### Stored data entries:
## begin
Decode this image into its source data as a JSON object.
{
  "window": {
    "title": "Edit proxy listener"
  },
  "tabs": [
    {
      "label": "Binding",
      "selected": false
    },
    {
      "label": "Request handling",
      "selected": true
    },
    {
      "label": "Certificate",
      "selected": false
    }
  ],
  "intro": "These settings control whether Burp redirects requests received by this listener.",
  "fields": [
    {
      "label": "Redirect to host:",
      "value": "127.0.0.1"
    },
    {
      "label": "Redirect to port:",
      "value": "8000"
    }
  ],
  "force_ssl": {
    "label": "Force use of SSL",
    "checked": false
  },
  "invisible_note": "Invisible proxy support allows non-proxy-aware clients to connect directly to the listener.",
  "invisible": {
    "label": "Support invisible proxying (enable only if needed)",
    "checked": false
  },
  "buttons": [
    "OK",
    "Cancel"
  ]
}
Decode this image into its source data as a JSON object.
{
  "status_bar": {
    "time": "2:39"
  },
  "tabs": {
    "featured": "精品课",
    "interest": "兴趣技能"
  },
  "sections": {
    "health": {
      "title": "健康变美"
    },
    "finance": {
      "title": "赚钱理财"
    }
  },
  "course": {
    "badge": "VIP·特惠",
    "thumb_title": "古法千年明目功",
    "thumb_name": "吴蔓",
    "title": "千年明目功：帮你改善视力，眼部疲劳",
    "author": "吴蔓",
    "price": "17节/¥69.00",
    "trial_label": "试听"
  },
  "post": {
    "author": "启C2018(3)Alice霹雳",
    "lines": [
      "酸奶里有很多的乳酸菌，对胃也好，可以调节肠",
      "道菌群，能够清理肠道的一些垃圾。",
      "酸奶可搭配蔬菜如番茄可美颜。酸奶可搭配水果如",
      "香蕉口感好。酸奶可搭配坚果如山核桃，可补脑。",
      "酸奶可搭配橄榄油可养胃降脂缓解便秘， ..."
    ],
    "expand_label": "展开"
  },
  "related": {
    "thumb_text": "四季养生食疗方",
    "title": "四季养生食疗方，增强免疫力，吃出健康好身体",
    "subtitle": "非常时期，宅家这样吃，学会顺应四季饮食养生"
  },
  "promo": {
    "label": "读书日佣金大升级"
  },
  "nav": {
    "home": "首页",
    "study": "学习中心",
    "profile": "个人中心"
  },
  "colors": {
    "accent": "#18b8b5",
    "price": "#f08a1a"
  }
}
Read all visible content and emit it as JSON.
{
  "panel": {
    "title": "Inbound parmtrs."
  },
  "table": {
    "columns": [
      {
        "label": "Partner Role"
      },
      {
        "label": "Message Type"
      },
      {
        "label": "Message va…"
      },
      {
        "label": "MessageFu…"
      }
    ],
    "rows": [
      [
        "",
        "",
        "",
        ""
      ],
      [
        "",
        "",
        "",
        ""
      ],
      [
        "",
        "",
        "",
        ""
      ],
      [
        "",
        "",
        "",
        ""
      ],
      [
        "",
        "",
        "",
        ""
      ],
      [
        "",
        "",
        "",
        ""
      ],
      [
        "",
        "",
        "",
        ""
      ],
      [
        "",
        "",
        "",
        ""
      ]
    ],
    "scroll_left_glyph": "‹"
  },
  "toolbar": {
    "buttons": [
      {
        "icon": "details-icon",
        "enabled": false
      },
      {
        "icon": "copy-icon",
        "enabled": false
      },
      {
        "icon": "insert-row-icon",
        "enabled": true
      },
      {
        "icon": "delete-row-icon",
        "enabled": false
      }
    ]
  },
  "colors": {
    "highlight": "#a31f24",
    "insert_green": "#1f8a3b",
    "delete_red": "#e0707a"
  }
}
## end
### INSTRUCTIONS FOR THE TASK:
Return exactly the lines of the data, and only those, from the line with "Read all visible content and emit it as JSON." through the last line, inclusive.

### SOLUTION:
Read all visible content and emit it as JSON.
{
  "panel": {
    "title": "Inbound parmtrs."
  },
  "table": {
    "columns": [
      {
        "label": "Partner Role"
      },
      {
        "label": "Message Type"
      },
      {
        "label": "Message va…"
      },
      {
        "label": "MessageFu…"
      }
    ],
    "rows": [
      [
        "",
        "",
        "",
        ""
      ],
      [
        "",
        "",
        "",
        ""
      ],
      [
        "",
        "",
        "",
        ""
      ],
      [
        "",
        "",
        "",
        ""
      ],
      [
        "",
        "",
        "",
        ""
      ],
      [
        "",
        "",
        "",
        ""
      ],
      [
        "",
        "",
        "",
        ""
      ],
      [
        "",
        "",
        "",
        ""
      ]
    ],
    "scroll_left_glyph": "‹"
  },
  "toolbar": {
    "buttons": [
      {
        "icon": "details-icon",
        "enabled": false
      },
      {
        "icon": "copy-icon",
        "enabled": false
      },
      {
        "icon": "insert-row-icon",
        "enabled": true
      },
      {
        "icon": "delete-row-icon",
        "enabled": false
      }
    ]
  },
  "colors": {
    "highlight": "#a31f24",
    "insert_green": "#1f8a3b",
    "delete_red": "#e0707a"
  }
}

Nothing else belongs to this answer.